ASSIGNMENT
Each of the following records is to be printed verbatim.

(Data excerpts)
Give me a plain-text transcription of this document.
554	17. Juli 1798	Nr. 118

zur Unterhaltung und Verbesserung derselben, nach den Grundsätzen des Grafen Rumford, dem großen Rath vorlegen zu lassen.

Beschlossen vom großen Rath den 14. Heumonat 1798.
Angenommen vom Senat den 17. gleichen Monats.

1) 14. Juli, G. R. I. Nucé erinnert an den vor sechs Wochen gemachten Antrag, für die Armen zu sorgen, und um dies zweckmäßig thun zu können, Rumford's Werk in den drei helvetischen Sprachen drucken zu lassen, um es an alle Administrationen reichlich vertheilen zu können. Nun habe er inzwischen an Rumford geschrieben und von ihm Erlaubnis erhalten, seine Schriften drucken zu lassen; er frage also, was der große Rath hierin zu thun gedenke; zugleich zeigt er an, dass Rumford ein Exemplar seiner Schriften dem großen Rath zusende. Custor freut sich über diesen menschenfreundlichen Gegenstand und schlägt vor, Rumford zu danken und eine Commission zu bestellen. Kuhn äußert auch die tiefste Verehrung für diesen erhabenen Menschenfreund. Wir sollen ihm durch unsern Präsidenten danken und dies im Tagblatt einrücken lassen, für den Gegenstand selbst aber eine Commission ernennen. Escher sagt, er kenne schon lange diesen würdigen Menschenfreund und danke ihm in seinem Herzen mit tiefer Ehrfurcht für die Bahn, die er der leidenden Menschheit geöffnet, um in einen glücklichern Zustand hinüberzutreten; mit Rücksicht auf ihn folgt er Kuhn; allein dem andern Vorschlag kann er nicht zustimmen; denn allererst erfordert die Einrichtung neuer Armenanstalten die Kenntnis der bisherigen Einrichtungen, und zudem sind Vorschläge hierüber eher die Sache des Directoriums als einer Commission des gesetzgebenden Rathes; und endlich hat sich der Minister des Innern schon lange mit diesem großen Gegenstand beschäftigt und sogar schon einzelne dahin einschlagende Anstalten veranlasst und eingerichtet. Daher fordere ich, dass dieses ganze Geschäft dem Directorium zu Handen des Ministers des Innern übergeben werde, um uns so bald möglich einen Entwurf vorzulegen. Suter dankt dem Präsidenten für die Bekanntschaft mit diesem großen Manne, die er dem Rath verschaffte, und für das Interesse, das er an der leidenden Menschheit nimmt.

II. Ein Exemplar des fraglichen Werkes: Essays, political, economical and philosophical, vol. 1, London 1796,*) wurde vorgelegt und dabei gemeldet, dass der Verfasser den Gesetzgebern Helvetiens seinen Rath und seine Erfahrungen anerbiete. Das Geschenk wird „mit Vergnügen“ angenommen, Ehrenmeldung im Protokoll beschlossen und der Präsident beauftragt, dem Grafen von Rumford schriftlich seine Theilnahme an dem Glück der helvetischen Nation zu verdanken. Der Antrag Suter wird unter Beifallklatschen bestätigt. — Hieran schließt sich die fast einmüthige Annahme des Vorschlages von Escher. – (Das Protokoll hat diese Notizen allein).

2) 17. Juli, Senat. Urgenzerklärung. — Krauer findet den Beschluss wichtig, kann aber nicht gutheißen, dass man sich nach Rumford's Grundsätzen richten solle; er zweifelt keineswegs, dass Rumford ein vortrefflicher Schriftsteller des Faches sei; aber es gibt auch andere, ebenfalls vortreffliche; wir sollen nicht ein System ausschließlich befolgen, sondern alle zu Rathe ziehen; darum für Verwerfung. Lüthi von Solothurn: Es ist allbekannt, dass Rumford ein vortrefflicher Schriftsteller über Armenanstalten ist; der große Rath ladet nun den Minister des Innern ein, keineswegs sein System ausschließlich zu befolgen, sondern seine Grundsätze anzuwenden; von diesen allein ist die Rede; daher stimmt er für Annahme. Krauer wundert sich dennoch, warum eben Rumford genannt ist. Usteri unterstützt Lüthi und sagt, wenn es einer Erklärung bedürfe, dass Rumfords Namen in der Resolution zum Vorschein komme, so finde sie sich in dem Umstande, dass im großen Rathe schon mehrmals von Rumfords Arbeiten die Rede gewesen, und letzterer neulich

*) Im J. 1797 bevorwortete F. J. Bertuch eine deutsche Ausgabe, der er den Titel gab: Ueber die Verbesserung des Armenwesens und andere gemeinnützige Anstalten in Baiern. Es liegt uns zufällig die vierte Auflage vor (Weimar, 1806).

RESULT BELOW
Give me a plain-text transcription of this document.
554	17. Juli 1798	Nr. 118

zur Unterhaltung und Verbesserung derselben, nach den Grundsätzen des Grafen Rumford, dem großen Rath vorlegen zu lassen.

Beschlossen vom großen Rath den 14. Heumonat 1798.
Angenommen vom Senat den 17. gleichen Monats.

1) 14. Juli, G. R. I. Nucé erinnert an den vor sechs Wochen gemachten Antrag, für die Armen zu sorgen, und um dies zweckmäßig thun zu können, Rumford's Werk in den drei helvetischen Sprachen drucken zu lassen, um es an alle Administrationen reichlich vertheilen zu können. Nun habe er inzwischen an Rumford geschrieben und von ihm Erlaubnis erhalten, seine Schriften drucken zu lassen; er frage also, was der große Rath hierin zu thun gedenke; zugleich zeigt er an, dass Rumford ein Exemplar seiner Schriften dem großen Rath zusende. Custor freut sich über diesen menschenfreundlichen Gegenstand und schlägt vor, Rumford zu danken und eine Commission zu bestellen. Kuhn äußert auch die tiefste Verehrung für diesen erhabenen Menschenfreund. Wir sollen ihm durch unsern Präsidenten danken und dies im Tagblatt einrücken lassen, für den Gegenstand selbst aber eine Commission ernennen. Escher sagt, er kenne schon lange diesen würdigen Menschenfreund und danke ihm in seinem Herzen mit tiefer Ehrfurcht für die Bahn, die er der leidenden Menschheit geöffnet, um in einen glücklichern Zustand hinüberzutreten; mit Rücksicht auf ihn folgt er Kuhn; allein dem andern Vorschlag kann er nicht zustimmen; denn allererst erfordert die Einrichtung neuer Armenanstalten die Kenntnis der bisherigen Einrichtungen, und zudem sind Vorschläge hierüber eher die Sache des Directoriums als einer Commission des gesetzgebenden Rathes; und endlich hat sich der Minister des Innern schon lange mit diesem großen Gegenstand beschäftigt und sogar schon einzelne dahin einschlagende Anstalten veranlasst und eingerichtet. Daher fordere ich, dass dieses ganze Geschäft dem Directorium zu Handen des Ministers des Innern übergeben werde, um uns so bald möglich einen Entwurf vorzulegen. Suter dankt dem Präsidenten für die Bekanntschaft mit diesem großen Manne, die er dem Rath verschaffte, und für das Interesse, das er an der leidenden Menschheit nimmt.

II. Ein Exemplar des fraglichen Werkes: Essays, political, economical and philosophical, vol. 1, London 1796,*) wurde vorgelegt und dabei gemeldet, dass der Verfasser den Gesetzgebern Helvetiens seinen Rath und seine Erfahrungen anerbiete. Das Geschenk wird „mit Vergnügen“ angenommen, Ehrenmeldung im Protokoll beschlossen und der Präsident beauftragt, dem Grafen von Rumford schriftlich seine Theilnahme an dem Glück der helvetischen Nation zu verdanken. Der Antrag Suter wird unter Beifallklatschen bestätigt. — Hieran schließt sich die fast einmüthige Annahme des Vorschlages von Escher. – (Das Protokoll hat diese Notizen allein).

2) 17. Juli, Senat. Urgenzerklärung. — Krauer findet den Beschluss wichtig, kann aber nicht gutheißen, dass man sich nach Rumford's Grundsätzen richten solle; er zweifelt keineswegs, dass Rumford ein vortrefflicher Schriftsteller des Faches sei; aber es gibt auch andere, ebenfalls vortreffliche; wir sollen nicht ein System ausschließlich befolgen, sondern alle zu Rathe ziehen; darum für Verwerfung. Lüthi von Solothurn: Es ist allbekannt, dass Rumford ein vortrefflicher Schriftsteller über Armenanstalten ist; der große Rath ladet nun den Minister des Innern ein, keineswegs sein System ausschließlich zu befolgen, sondern seine Grundsätze anzuwenden; von diesen allein ist die Rede; daher stimmt er für Annahme. Krauer wundert sich dennoch, warum eben Rumford genannt ist. Usteri unterstützt Lüthi und sagt, wenn es einer Erklärung bedürfe, dass Rumfords Namen in der Resolution zum Vorschein komme, so finde sie sich in dem Umstande, dass im großen Rathe schon mehrmals von Rumfords Arbeiten die Rede gewesen, und letzterer neulich

*) Im J. 1797 bevorwortete F. J. Bertuch eine deutsche Ausgabe, der er den Titel gab: Ueber die Verbesserung des Armenwesens und andere gemeinnützige Anstalten in Baiern. Es liegt uns zufällig die vierte Auflage vor (Weimar, 1806).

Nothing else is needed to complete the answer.